Work instructions: Restate the listing that follows word for word, without its pictures.

Records for this exercise:
--------
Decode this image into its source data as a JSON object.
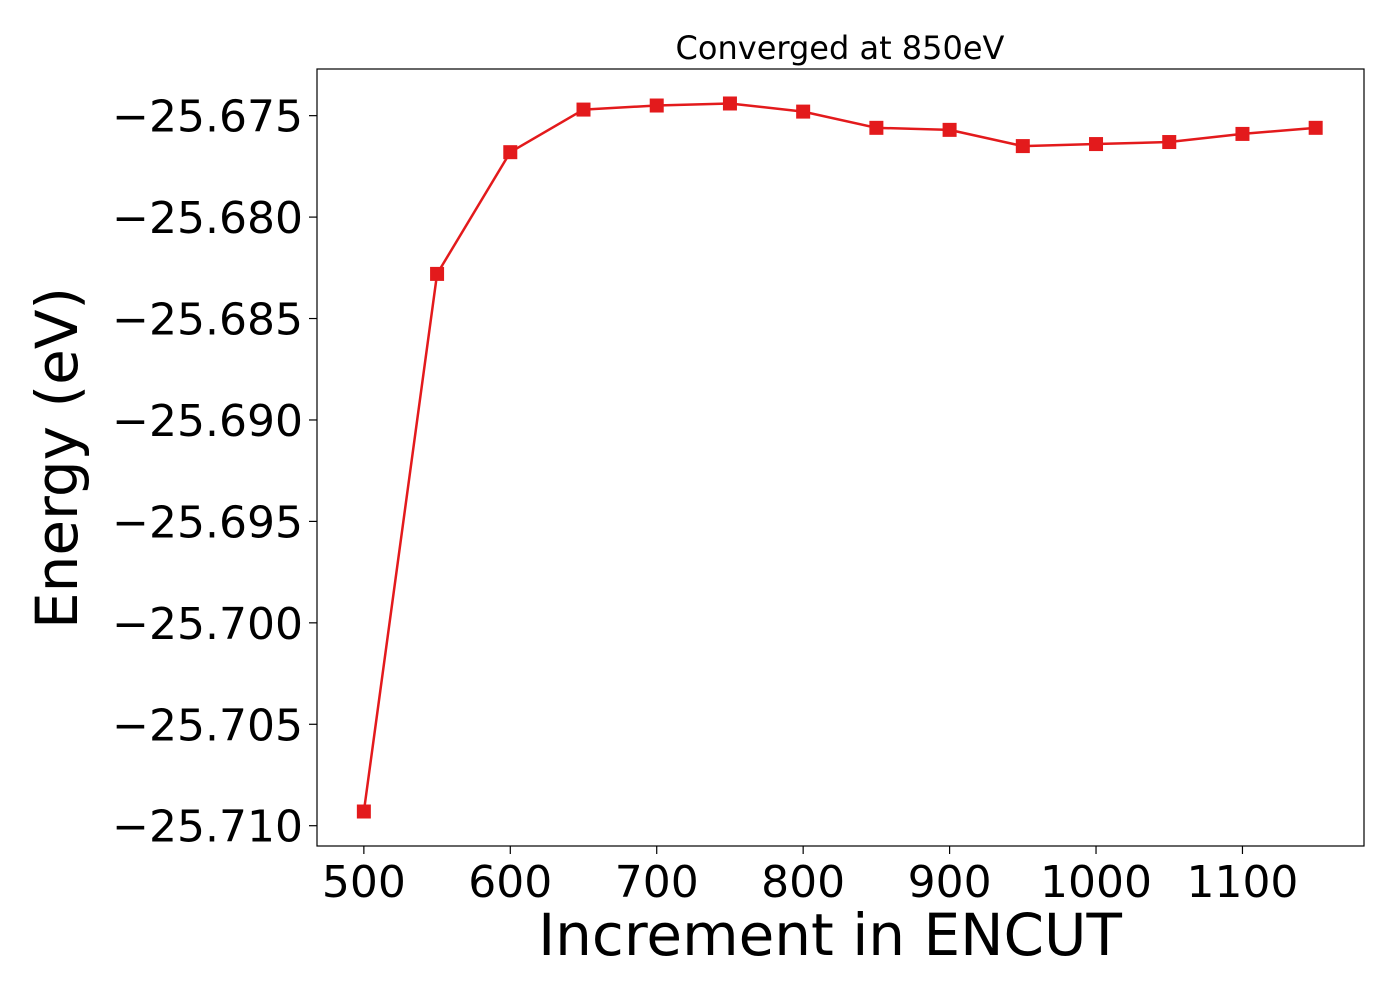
{
  "chart_data": {
    "type": "line",
    "title": "Converged at 850eV",
    "xlabel": "Increment in ENCUT",
    "ylabel": "Energy (eV)",
    "x": [
      500,
      550,
      600,
      650,
      700,
      750,
      800,
      850,
      900,
      950,
      1000,
      1050,
      1100,
      1150
    ],
    "series": [
      {
        "values": [
          -25.7093,
          -25.6828,
          -25.6768,
          -25.6747,
          -25.6745,
          -25.6744,
          -25.6748,
          -25.6756,
          -25.6757,
          -25.6765,
          -25.6764,
          -25.6763,
          -25.6759,
          -25.6756
        ],
        "color": "#e31a1c",
        "marker": "square"
      }
    ],
    "xlim": [
      468,
      1183
    ],
    "ylim": [
      -25.711,
      -25.6727
    ],
    "xticks": [
      500,
      600,
      700,
      800,
      900,
      1000,
      1100
    ],
    "xtick_labels": [
      "500",
      "600",
      "700",
      "800",
      "900",
      "1000",
      "1100"
    ],
    "yticks": [
      -25.71,
      -25.705,
      -25.7,
      -25.695,
      -25.69,
      -25.685,
      -25.68,
      -25.675
    ],
    "ytick_labels": [
      "−25.710",
      "−25.705",
      "−25.700",
      "−25.695",
      "−25.690",
      "−25.685",
      "−25.680",
      "−25.675"
    ],
    "grid": false,
    "legend": false
  }
}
--------
Result below:
Decode this image into its source data as a JSON object.
{
  "chart_data": {
    "type": "line",
    "title": "Converged at 850eV",
    "xlabel": "Increment in ENCUT",
    "ylabel": "Energy (eV)",
    "x": [
      500,
      550,
      600,
      650,
      700,
      750,
      800,
      850,
      900,
      950,
      1000,
      1050,
      1100,
      1150
    ],
    "series": [
      {
        "values": [
          -25.7093,
          -25.6828,
          -25.6768,
          -25.6747,
          -25.6745,
          -25.6744,
          -25.6748,
          -25.6756,
          -25.6757,
          -25.6765,
          -25.6764,
          -25.6763,
          -25.6759,
          -25.6756
        ],
        "color": "#e31a1c",
        "marker": "square"
      }
    ],
    "xlim": [
      468,
      1183
    ],
    "ylim": [
      -25.711,
      -25.6727
    ],
    "xticks": [
      500,
      600,
      700,
      800,
      900,
      1000,
      1100
    ],
    "xtick_labels": [
      "500",
      "600",
      "700",
      "800",
      "900",
      "1000",
      "1100"
    ],
    "yticks": [
      -25.71,
      -25.705,
      -25.7,
      -25.695,
      -25.69,
      -25.685,
      -25.68,
      -25.675
    ],
    "ytick_labels": [
      "−25.710",
      "−25.705",
      "−25.700",
      "−25.695",
      "−25.690",
      "−25.685",
      "−25.680",
      "−25.675"
    ],
    "grid": false,
    "legend": false
  }
}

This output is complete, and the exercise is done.